*YOUR GOAL*. Reproduce each line bearing the word "true".

[Extracted data entries]
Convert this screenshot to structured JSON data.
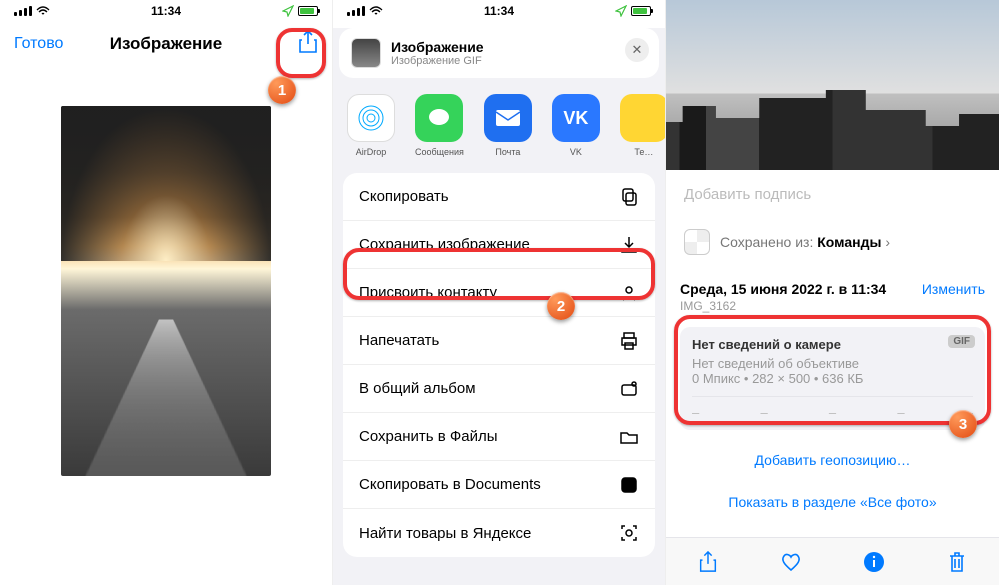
{
  "accent": "#007aff",
  "status": {
    "time": "11:34"
  },
  "phone1": {
    "done": "Готово",
    "title": "Изображение"
  },
  "phone2": {
    "sheet_title": "Изображение",
    "sheet_subtitle": "Изображение GIF",
    "apps": [
      "AirDrop",
      "Сообщения",
      "Почта",
      "VK",
      "Те…"
    ],
    "actions": [
      "Скопировать",
      "Сохранить изображение",
      "Присвоить контакту",
      "Напечатать",
      "В общий альбом",
      "Сохранить в Файлы",
      "Скопировать в Documents",
      "Найти товары в Яндексе"
    ]
  },
  "phone3": {
    "caption_placeholder": "Добавить подпись",
    "saved_prefix": "Сохранено из: ",
    "saved_app": "Команды",
    "date": "Среда, 15 июня 2022 г. в 11:34",
    "change": "Изменить",
    "filename": "IMG_3162",
    "meta": {
      "camera": "Нет сведений о камере",
      "badge": "GIF",
      "lens": "Нет сведений об объективе",
      "stats": "0 Мпикс  •  282 × 500  •  636 КБ"
    },
    "add_geo": "Добавить геопозицию…",
    "show_all": "Показать в разделе «Все фото»"
  },
  "markers": {
    "b1": "1",
    "b2": "2",
    "b3": "3"
  }
}
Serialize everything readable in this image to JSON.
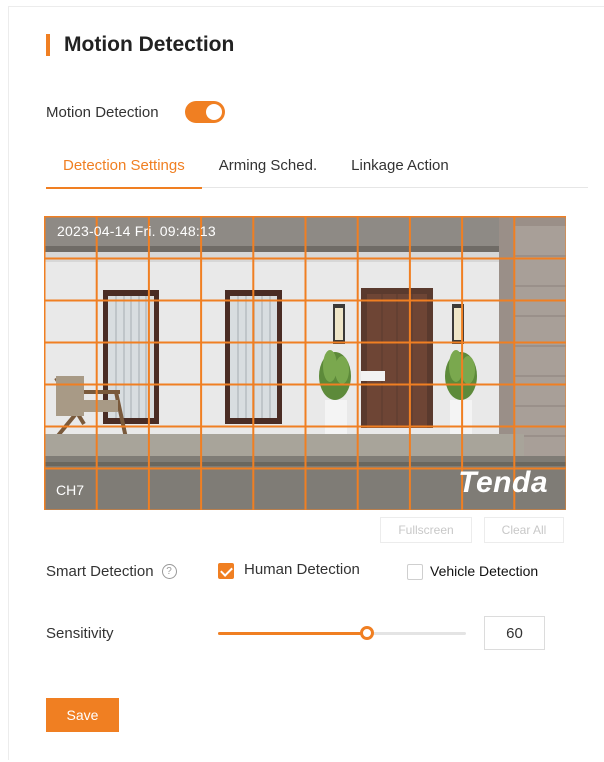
{
  "page": {
    "title": "Motion Detection",
    "accent_color": "#f07f22"
  },
  "motion_detection": {
    "label": "Motion Detection",
    "enabled": true
  },
  "tabs": [
    {
      "label": "Detection Settings",
      "active": true
    },
    {
      "label": "Arming Sched.",
      "active": false
    },
    {
      "label": "Linkage Action",
      "active": false
    }
  ],
  "video": {
    "timestamp": "2023-04-14  Fri.   09:48:13",
    "channel": "CH7",
    "brand": "Tenda",
    "grid": {
      "columns": 10,
      "rows": 7,
      "all_selected": true
    }
  },
  "video_actions": {
    "fullscreen_label": "Fullscreen",
    "clear_all_label": "Clear All"
  },
  "smart_detection": {
    "label": "Smart Detection",
    "help_icon": "question-circle-icon",
    "human": {
      "label": "Human Detection",
      "checked": true
    },
    "vehicle": {
      "label": "Vehicle Detection",
      "checked": false
    }
  },
  "sensitivity": {
    "label": "Sensitivity",
    "value": "60",
    "slider_fraction": 0.6
  },
  "save_label": "Save"
}
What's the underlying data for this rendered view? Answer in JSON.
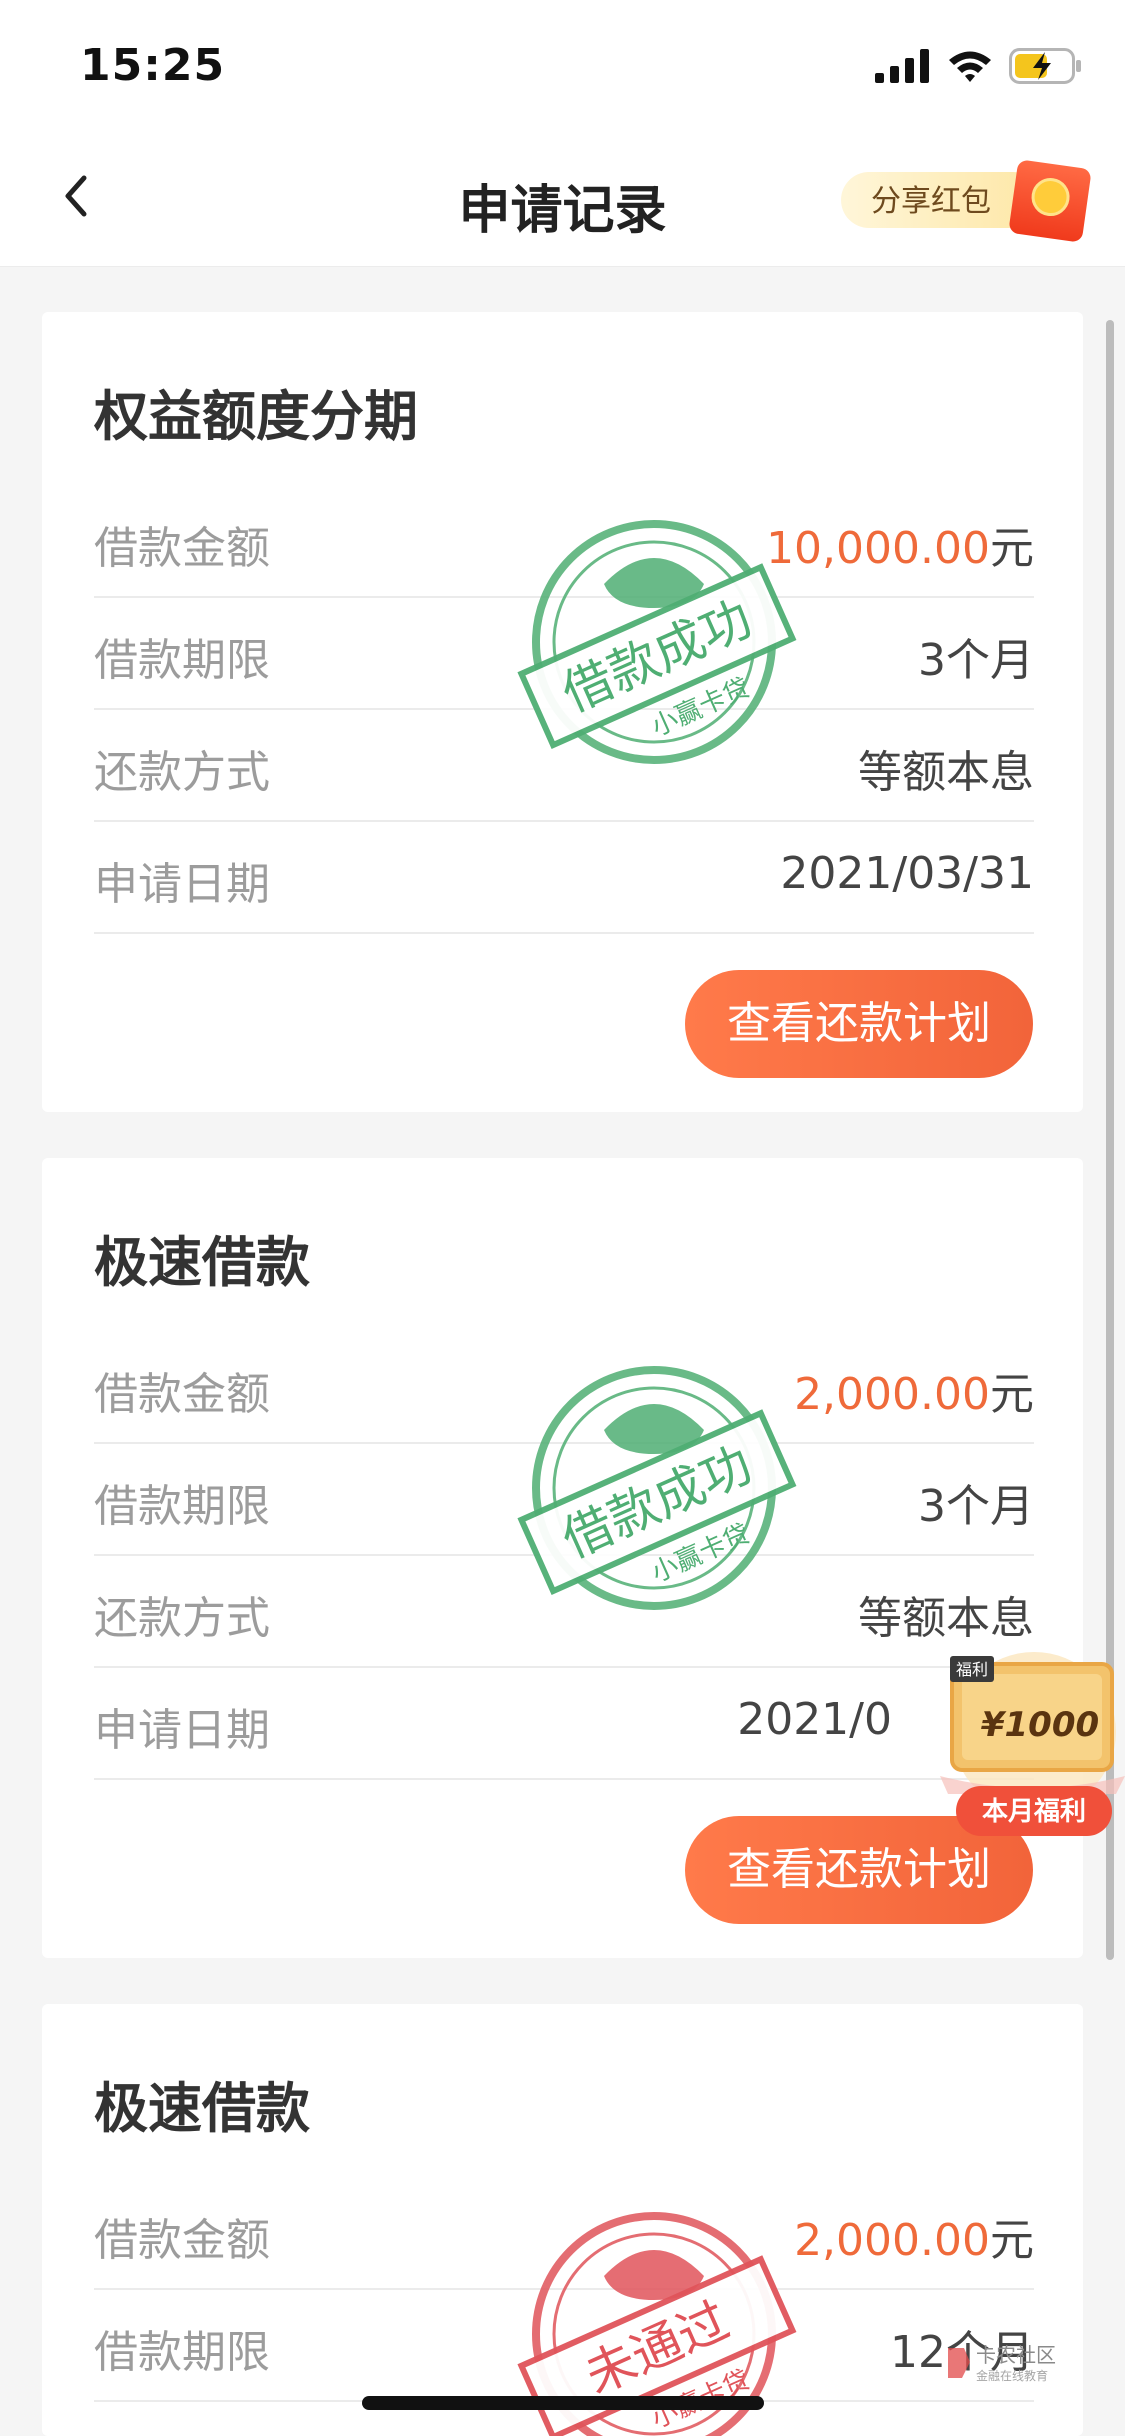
{
  "status_bar": {
    "time": "15:25"
  },
  "nav": {
    "title": "申请记录",
    "share_label": "分享红包"
  },
  "cards": [
    {
      "title": "权益额度分期",
      "rows": [
        {
          "label": "借款金额",
          "amount": "10,000.00",
          "unit": "元"
        },
        {
          "label": "借款期限",
          "value": "3个月"
        },
        {
          "label": "还款方式",
          "value": "等额本息"
        },
        {
          "label": "申请日期",
          "value": "2021/03/31"
        }
      ],
      "button": "查看还款计划",
      "stamp": {
        "text": "借款成功",
        "sub": "小赢卡贷",
        "color": "#4fae73"
      }
    },
    {
      "title": "极速借款",
      "rows": [
        {
          "label": "借款金额",
          "amount": "2,000.00",
          "unit": "元"
        },
        {
          "label": "借款期限",
          "value": "3个月"
        },
        {
          "label": "还款方式",
          "value": "等额本息"
        },
        {
          "label": "申请日期",
          "value": "2021/0"
        }
      ],
      "button": "查看还款计划",
      "stamp": {
        "text": "借款成功",
        "sub": "小赢卡贷",
        "color": "#4fae73"
      }
    },
    {
      "title": "极速借款",
      "rows": [
        {
          "label": "借款金额",
          "amount": "2,000.00",
          "unit": "元"
        },
        {
          "label": "借款期限",
          "value": "12个月"
        }
      ],
      "stamp": {
        "text": "未通过",
        "sub": "小赢卡贷",
        "color": "#e0545a"
      }
    }
  ],
  "promo": {
    "tag": "福利",
    "amount": "¥1000",
    "label": "本月福利"
  },
  "watermark": {
    "title": "卡农社区",
    "sub": "金融在线教育"
  },
  "colors": {
    "accent": "#f2643a",
    "amount": "#ef6a3a",
    "success_stamp": "#4fae73",
    "fail_stamp": "#e0545a"
  }
}
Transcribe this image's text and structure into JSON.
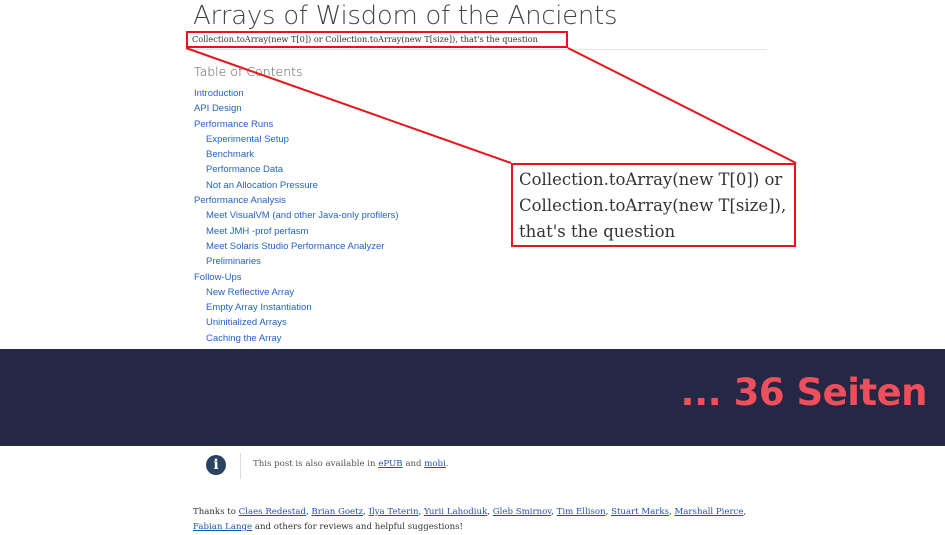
{
  "article": {
    "title": "Arrays of Wisdom of the Ancients",
    "subtitle": "Collection.toArray(new T[0]) or Collection.toArray(new T[size]), that's the question"
  },
  "toc": {
    "heading": "Table of Contents",
    "items": [
      {
        "label": "Introduction",
        "level": 1
      },
      {
        "label": "API Design",
        "level": 1
      },
      {
        "label": "Performance Runs",
        "level": 1
      },
      {
        "label": "Experimental Setup",
        "level": 2
      },
      {
        "label": "Benchmark",
        "level": 2
      },
      {
        "label": "Performance Data",
        "level": 2
      },
      {
        "label": "Not an Allocation Pressure",
        "level": 2
      },
      {
        "label": "Performance Analysis",
        "level": 1
      },
      {
        "label": "Meet VisualVM (and other Java-only profilers)",
        "level": 2
      },
      {
        "label": "Meet JMH -prof perfasm",
        "level": 2
      },
      {
        "label": "Meet Solaris Studio Performance Analyzer",
        "level": 2
      },
      {
        "label": "Preliminaries",
        "level": 2
      },
      {
        "label": "Follow-Ups",
        "level": 1
      },
      {
        "label": "New Reflective Array",
        "level": 2
      },
      {
        "label": "Empty Array Instantiation",
        "level": 2
      },
      {
        "label": "Uninitialized Arrays",
        "level": 2
      },
      {
        "label": "Caching the Array",
        "level": 2
      }
    ]
  },
  "callout": {
    "line1": "Collection.toArray(new T[0]) or",
    "line2": "Collection.toArray(new T[size]),",
    "line3": "that's the question"
  },
  "banner": {
    "text": "... 36 Seiten"
  },
  "notice": {
    "icon": "info-icon",
    "prefix": "This post is also available in ",
    "link1": "ePUB",
    "middle": " and ",
    "link2": "mobi",
    "suffix": "."
  },
  "thanks": {
    "prefix": "Thanks to ",
    "names": [
      "Claes Redestad",
      "Brian Goetz",
      "Ilya Teterin",
      "Yurii Lahodiuk",
      "Gleb Smirnov",
      "Tim Ellison",
      "Stuart Marks",
      "Marshall Pierce",
      "Fabian Lange"
    ],
    "suffix": " and others for reviews and helpful suggestions!"
  },
  "colors": {
    "highlight": "#e8141c",
    "link": "#2563c4",
    "banner_bg": "#252845",
    "banner_text": "#ee4f5d"
  }
}
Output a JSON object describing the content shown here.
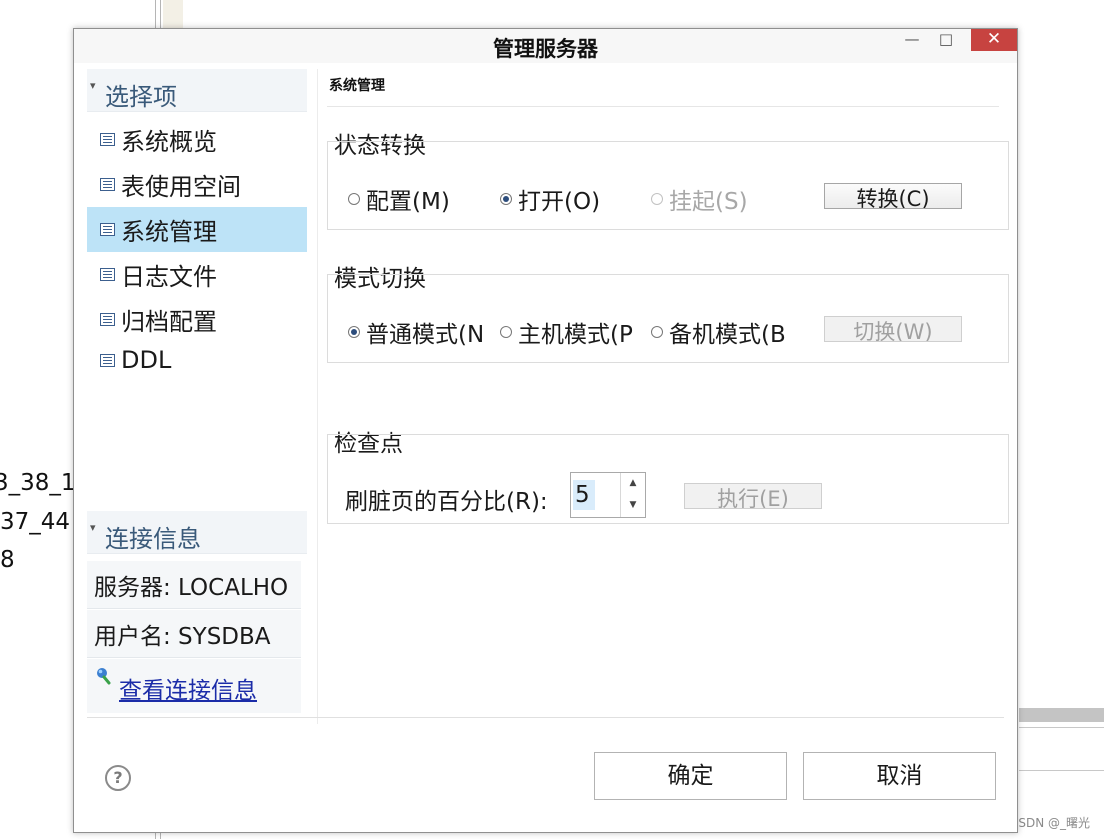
{
  "background": {
    "fragment_lines": [
      "3_38_1",
      "37_44",
      "8"
    ],
    "watermark": "CSDN @_曙光"
  },
  "dialog": {
    "title": "管理服务器",
    "window_controls": {
      "minimize": "—",
      "maximize": "□",
      "close": "✕"
    }
  },
  "sidebar": {
    "options_header": "选择项",
    "items": [
      {
        "label": "系统概览",
        "selected": false
      },
      {
        "label": "表使用空间",
        "selected": false
      },
      {
        "label": "系统管理",
        "selected": true
      },
      {
        "label": "日志文件",
        "selected": false
      },
      {
        "label": "归档配置",
        "selected": false
      },
      {
        "label": "DDL",
        "selected": false
      }
    ],
    "connection_header": "连接信息",
    "server_text": "服务器: LOCALHO",
    "user_text": "用户名: SYSDBA",
    "view_connection_link": "查看连接信息"
  },
  "content": {
    "page_title": "系统管理",
    "state_group": {
      "title": "状态转换",
      "options": [
        {
          "label": "配置(M)",
          "checked": false,
          "disabled": false
        },
        {
          "label": "打开(O)",
          "checked": true,
          "disabled": false
        },
        {
          "label": "挂起(S)",
          "checked": false,
          "disabled": true
        }
      ],
      "button": "转换(C)"
    },
    "mode_group": {
      "title": "模式切换",
      "options": [
        {
          "label": "普通模式(N",
          "checked": true,
          "disabled": false
        },
        {
          "label": "主机模式(P",
          "checked": false,
          "disabled": false
        },
        {
          "label": "备机模式(B",
          "checked": false,
          "disabled": false
        }
      ],
      "button": "切换(W)"
    },
    "checkpoint_group": {
      "title": "检查点",
      "dirty_page_label": "刷脏页的百分比(R):",
      "dirty_page_value": "5",
      "spinner_up": "▲",
      "spinner_down": "▼",
      "button": "执行(E)"
    }
  },
  "footer": {
    "help": "?",
    "ok": "确定",
    "cancel": "取消"
  },
  "colors": {
    "selection": "#bde3f7",
    "close_button": "#c74340",
    "link": "#1b2ca8",
    "section_header_text": "#3a5a7a"
  }
}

*ANSWER TO THIS TASK*.
    "enabled": true
      "active": true
      "all_selected": true
      "checked": true
        "selected": true
          "checked": true,
          "disabled": true
          "checked": true,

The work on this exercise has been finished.